• What is being asked:
Return the lines below exactly, starting with the line that contains "What does this" and stopping after the last line.

• Extracted data:
══════════════════════════════

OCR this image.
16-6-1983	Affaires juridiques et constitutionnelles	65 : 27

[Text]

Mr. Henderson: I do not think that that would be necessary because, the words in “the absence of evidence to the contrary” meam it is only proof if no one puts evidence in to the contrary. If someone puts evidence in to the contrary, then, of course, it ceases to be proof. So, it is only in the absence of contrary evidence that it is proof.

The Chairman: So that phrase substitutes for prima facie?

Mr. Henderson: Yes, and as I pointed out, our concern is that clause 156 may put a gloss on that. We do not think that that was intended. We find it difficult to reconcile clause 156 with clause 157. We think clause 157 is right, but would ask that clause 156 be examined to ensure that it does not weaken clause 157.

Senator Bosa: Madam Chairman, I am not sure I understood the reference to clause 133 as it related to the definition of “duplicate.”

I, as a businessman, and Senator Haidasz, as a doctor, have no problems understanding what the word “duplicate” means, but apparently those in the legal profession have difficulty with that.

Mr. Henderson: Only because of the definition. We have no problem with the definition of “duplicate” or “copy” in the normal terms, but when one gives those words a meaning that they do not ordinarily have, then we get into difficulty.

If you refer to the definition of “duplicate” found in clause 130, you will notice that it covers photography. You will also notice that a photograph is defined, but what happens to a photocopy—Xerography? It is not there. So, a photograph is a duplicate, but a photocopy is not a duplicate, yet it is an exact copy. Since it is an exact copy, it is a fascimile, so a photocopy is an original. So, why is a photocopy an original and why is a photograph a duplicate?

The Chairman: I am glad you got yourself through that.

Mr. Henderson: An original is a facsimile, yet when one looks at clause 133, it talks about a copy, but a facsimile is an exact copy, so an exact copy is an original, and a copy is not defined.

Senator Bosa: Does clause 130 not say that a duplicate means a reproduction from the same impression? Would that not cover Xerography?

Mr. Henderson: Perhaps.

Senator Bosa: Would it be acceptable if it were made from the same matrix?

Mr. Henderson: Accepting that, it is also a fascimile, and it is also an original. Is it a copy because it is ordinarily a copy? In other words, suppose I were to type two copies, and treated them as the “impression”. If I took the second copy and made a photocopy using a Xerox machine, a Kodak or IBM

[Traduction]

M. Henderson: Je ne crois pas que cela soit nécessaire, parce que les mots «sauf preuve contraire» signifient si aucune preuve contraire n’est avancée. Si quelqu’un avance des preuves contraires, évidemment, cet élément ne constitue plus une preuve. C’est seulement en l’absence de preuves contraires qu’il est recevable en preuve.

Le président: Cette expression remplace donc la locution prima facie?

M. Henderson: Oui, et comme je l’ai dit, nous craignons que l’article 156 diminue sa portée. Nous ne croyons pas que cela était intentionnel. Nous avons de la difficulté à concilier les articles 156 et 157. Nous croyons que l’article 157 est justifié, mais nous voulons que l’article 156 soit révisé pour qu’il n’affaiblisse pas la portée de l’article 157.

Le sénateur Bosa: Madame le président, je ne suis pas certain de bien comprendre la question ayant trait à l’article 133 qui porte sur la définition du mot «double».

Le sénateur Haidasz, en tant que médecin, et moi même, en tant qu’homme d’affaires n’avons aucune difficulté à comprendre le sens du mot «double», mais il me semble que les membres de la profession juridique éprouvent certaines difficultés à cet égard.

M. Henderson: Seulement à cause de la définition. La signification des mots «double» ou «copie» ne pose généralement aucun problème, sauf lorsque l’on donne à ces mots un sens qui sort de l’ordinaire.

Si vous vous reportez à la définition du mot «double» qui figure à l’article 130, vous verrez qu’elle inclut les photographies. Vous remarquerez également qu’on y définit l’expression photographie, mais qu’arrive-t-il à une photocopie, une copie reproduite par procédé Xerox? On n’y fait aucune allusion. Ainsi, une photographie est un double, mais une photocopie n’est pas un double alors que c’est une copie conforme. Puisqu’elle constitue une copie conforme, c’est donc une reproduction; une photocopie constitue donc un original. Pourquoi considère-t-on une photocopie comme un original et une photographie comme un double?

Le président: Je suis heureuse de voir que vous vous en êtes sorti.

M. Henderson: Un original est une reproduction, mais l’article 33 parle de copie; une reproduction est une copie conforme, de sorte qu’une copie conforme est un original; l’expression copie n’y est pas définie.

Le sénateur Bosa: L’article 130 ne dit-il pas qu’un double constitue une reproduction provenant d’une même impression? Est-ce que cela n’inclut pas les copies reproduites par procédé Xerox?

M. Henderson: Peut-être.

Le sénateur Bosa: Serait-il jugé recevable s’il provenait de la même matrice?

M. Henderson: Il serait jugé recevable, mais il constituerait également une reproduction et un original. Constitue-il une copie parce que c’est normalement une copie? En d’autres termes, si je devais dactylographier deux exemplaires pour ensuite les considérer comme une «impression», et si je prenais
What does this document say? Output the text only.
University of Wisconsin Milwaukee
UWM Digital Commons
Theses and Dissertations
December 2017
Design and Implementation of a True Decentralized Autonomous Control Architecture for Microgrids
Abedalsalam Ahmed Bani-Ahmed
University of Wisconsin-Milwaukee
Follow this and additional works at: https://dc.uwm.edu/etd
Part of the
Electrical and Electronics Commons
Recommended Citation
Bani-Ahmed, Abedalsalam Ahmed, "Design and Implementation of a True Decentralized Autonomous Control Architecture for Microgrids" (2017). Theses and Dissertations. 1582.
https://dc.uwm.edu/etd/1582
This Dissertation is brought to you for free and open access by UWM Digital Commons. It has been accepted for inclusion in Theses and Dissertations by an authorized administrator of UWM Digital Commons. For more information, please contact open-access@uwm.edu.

══════════════════════════════

• Task answer:
What does this document say? Output the text only.
University of Wisconsin Milwaukee
UWM Digital Commons
Theses and Dissertations
December 2017
Design and Implementation of a True Decentralized Autonomous Control Architecture for Microgrids
Abedalsalam Ahmed Bani-Ahmed
University of Wisconsin-Milwaukee
Follow this and additional works at: https://dc.uwm.edu/etd
Part of the
Electrical and Electronics Commons
Recommended Citation
Bani-Ahmed, Abedalsalam Ahmed, "Design and Implementation of a True Decentralized Autonomous Control Architecture for Microgrids" (2017). Theses and Dissertations. 1582.
https://dc.uwm.edu/etd/1582
This Dissertation is brought to you for free and open access by UWM Digital Commons. It has been accepted for inclusion in Theses and Dissertations by an authorized administrator of UWM Digital Commons. For more information, please contact open-access@uwm.edu.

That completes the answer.